### Your objective
Count lines with "Temp" in them. Report only the total.

### Listing
— begin —
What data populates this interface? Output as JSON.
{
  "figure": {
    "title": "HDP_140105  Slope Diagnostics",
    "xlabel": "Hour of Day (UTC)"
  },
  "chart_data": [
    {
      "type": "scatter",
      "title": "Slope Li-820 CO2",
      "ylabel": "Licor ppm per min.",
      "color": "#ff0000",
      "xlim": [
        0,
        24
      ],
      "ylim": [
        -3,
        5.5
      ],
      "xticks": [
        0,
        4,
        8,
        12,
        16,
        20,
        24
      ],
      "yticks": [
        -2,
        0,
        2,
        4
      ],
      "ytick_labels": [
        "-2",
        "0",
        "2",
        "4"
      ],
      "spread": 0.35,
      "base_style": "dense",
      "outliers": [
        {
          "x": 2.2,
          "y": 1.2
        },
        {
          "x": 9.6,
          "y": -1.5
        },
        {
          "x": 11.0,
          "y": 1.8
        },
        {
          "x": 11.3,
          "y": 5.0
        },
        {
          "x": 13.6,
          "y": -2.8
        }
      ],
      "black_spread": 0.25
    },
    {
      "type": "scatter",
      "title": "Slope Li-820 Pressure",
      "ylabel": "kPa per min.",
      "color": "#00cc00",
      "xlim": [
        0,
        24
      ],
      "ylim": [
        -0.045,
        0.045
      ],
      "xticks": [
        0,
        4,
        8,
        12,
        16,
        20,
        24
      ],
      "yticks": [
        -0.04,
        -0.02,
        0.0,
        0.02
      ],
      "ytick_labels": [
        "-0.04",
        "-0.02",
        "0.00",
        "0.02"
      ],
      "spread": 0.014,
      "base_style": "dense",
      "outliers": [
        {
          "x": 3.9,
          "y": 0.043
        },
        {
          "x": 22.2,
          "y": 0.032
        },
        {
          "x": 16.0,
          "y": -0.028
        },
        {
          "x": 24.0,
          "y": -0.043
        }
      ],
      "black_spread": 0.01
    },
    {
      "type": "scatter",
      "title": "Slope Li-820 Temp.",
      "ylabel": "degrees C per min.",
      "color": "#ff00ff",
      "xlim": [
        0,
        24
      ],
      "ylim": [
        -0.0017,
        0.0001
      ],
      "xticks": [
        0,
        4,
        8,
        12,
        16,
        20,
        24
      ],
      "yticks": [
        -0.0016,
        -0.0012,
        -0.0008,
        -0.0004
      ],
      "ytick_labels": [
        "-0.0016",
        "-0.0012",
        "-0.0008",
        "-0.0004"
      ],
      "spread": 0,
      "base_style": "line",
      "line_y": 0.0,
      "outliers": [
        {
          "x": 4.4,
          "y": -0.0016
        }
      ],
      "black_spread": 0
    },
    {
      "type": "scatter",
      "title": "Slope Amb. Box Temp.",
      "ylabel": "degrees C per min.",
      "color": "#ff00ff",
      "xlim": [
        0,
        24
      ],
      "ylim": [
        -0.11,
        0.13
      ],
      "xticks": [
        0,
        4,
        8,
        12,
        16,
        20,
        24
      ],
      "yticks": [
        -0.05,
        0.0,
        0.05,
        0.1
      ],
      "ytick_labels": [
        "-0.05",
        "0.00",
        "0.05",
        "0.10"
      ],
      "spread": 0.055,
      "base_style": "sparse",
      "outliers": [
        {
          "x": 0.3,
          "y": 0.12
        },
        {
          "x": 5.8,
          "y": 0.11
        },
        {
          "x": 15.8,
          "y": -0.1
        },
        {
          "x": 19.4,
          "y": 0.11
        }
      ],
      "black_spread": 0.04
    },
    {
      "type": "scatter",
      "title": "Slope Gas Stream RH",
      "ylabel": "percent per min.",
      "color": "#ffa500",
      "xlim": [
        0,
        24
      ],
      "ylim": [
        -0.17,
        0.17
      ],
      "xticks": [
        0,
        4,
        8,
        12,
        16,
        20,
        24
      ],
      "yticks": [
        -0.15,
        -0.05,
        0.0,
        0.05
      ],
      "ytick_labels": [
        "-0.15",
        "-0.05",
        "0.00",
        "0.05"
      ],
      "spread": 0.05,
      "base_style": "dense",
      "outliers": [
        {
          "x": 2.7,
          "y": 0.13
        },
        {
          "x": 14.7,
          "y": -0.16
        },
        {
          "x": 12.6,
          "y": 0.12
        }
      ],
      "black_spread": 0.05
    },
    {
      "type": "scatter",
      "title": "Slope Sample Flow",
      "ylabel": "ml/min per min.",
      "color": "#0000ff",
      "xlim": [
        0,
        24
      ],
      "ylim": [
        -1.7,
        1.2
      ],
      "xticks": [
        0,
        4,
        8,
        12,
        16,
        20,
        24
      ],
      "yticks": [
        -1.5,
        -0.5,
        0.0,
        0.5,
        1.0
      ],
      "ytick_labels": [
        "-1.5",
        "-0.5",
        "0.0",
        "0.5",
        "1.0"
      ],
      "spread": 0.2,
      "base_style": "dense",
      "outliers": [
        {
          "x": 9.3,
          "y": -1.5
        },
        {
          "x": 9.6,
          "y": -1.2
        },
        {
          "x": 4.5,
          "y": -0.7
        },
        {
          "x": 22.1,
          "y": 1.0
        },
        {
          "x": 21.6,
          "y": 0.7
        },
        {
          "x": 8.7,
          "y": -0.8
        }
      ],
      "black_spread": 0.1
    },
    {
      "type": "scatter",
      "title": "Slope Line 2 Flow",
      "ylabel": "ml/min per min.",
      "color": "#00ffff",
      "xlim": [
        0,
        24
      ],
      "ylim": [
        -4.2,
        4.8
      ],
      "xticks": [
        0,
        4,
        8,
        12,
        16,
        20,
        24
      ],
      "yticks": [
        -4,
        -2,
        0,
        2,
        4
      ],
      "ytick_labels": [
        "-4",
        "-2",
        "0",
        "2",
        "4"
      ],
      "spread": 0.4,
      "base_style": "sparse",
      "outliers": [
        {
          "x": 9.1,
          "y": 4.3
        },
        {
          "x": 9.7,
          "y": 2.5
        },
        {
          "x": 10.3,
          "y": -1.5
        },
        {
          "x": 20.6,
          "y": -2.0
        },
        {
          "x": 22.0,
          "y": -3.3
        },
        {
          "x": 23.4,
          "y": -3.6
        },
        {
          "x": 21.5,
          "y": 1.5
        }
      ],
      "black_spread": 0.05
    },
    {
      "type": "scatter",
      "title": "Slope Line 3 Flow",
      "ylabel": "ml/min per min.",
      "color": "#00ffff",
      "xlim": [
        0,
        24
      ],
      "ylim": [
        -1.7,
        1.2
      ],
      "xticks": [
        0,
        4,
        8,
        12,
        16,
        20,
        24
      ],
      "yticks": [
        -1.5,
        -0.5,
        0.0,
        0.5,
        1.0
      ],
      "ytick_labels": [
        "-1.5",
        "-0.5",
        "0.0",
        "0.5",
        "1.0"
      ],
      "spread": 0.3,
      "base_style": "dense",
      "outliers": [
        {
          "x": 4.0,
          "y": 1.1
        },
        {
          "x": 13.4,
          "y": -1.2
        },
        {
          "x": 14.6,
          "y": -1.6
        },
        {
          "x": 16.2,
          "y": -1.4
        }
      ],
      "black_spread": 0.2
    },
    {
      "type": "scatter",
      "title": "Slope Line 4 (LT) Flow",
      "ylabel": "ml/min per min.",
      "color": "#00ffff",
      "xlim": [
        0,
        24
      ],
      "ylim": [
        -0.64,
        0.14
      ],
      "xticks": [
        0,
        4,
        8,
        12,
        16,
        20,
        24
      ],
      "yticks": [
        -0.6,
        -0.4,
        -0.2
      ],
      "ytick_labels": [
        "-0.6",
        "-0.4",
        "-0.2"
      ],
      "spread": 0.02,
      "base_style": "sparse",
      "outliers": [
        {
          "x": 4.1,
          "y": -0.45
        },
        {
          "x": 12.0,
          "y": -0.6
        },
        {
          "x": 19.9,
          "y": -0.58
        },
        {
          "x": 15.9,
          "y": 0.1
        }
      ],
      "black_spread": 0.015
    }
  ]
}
— end —
### Result
2